• PROBLEM DETAILS: An exact reproduction of the records is required, with all images left out.

• ROWS:
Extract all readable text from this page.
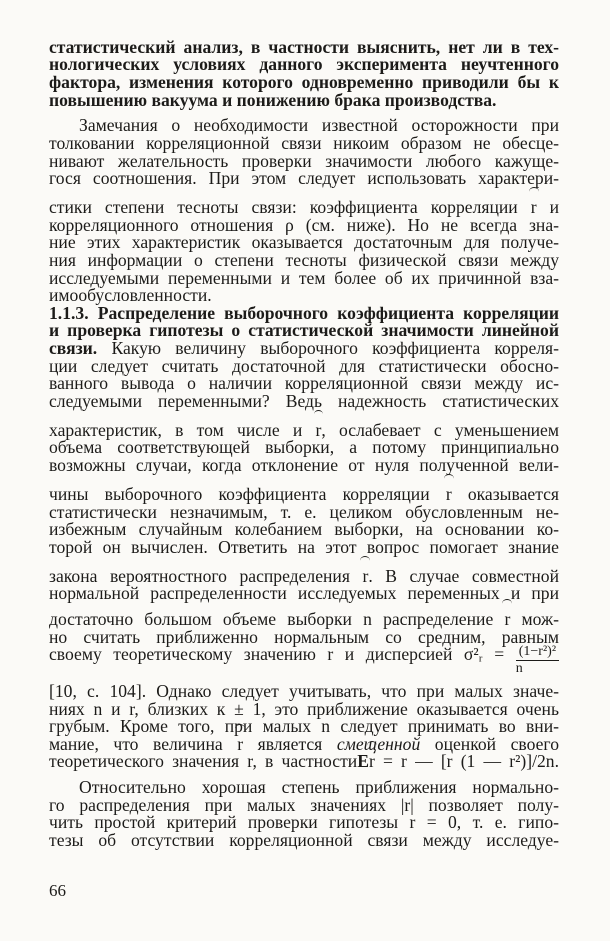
статистический анализ, в частности выяснить, нет ли в тех-
нологических условиях данного эксперимента неучтенного
фактора, изменения которого одновременно приводили бы к
повышению вакуума и понижению брака производства.
Замечания о необходимости известной осторожности при
толковании корреляционной связи никоим образом не обесце-
нивают желательность проверки значимости любого кажуще-
гося соотношения. При этом следует использовать характери-
стики степени тесноты связи: коэффициента корреляции r и
корреляционного отношения ρ (см. ниже). Но не всегда зна-
ние этих характеристик оказывается достаточным для получе-
ния информации о степени тесноты физической связи между
исследуемыми переменными и тем более об их причинной вза-
имообусловленности.
1.1.3. Распределение выборочного коэффициента корреляции
и проверка гипотезы о статистической значимости линейной
связи. Какую величину выборочного коэффициента корреля-
ции следует считать достаточной для статистически обосно-
ванного вывода о наличии корреляционной связи между ис-
следуемыми переменными? Ведь надежность статистических
характеристик, в том числе и r, ослабевает с уменьшением
объема соответствующей выборки, а потому принципиально
возможны случаи, когда отклонение от нуля полученной вели-
чины выборочного коэффициента корреляции r оказывается
статистически незначимым, т. е. целиком обусловленным не-
избежным случайным колебанием выборки, на основании ко-
торой он вычислен. Ответить на этот вопрос помогает знание
закона вероятностного распределения r. В случае совместной
нормальной распределенности исследуемых переменных и при
достаточно большом объеме выборки n распределение r мож-
но считать приближенно нормальным со средним, равным
своему теоретическому значению r и дисперсией σ²ᵣ = $\frac{\text{(1−r²)²}}{n}$
[10, с. 104]. Однако следует учитывать, что при малых значе-
ниях n и r, близких к ± 1, это приближение оказывается очень
грубым. Кроме того, при малых n следует принимать во вни-
мание, что величина r является смещенной оценкой своего
теоретического значения r, в частностиEr = r — [r (1 — r²)]/2n.
Относительно хорошая степень приближения нормально-
го распределения при малых значениях |r| позволяет полу-
чить простой критерий проверки гипотезы r = 0, т. е. гипо-
тезы об отсутствии корреляционной связи между исследуе-
66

• WRITTEN ANSWER:
Extract all readable text from this page.
статистический анализ, в частности выяснить, нет ли в тех-
нологических условиях данного эксперимента неучтенного
фактора, изменения которого одновременно приводили бы к
повышению вакуума и понижению брака производства.
Замечания о необходимости известной осторожности при
толковании корреляционной связи никоим образом не обесце-
нивают желательность проверки значимости любого кажуще-
гося соотношения. При этом следует использовать характери-
стики степени тесноты связи: коэффициента корреляции r и
корреляционного отношения ρ (см. ниже). Но не всегда зна-
ние этих характеристик оказывается достаточным для получе-
ния информации о степени тесноты физической связи между
исследуемыми переменными и тем более об их причинной вза-
имообусловленности.
1.1.3. Распределение выборочного коэффициента корреляции
и проверка гипотезы о статистической значимости линейной
связи. Какую величину выборочного коэффициента корреля-
ции следует считать достаточной для статистически обосно-
ванного вывода о наличии корреляционной связи между ис-
следуемыми переменными? Ведь надежность статистических
характеристик, в том числе и r, ослабевает с уменьшением
объема соответствующей выборки, а потому принципиально
возможны случаи, когда отклонение от нуля полученной вели-
чины выборочного коэффициента корреляции r оказывается
статистически незначимым, т. е. целиком обусловленным не-
избежным случайным колебанием выборки, на основании ко-
торой он вычислен. Ответить на этот вопрос помогает знание
закона вероятностного распределения r. В случае совместной
нормальной распределенности исследуемых переменных и при
достаточно большом объеме выборки n распределение r мож-
но считать приближенно нормальным со средним, равным
своему теоретическому значению r и дисперсией σ²ᵣ = $\frac{\text{(1−r²)²}}{n}$
[10, с. 104]. Однако следует учитывать, что при малых значе-
ниях n и r, близких к ± 1, это приближение оказывается очень
грубым. Кроме того, при малых n следует принимать во вни-
мание, что величина r является смещенной оценкой своего
теоретического значения r, в частностиEr = r — [r (1 — r²)]/2n.
Относительно хорошая степень приближения нормально-
го распределения при малых значениях |r| позволяет полу-
чить простой критерий проверки гипотезы r = 0, т. е. гипо-
тезы об отсутствии корреляционной связи между исследуе-
66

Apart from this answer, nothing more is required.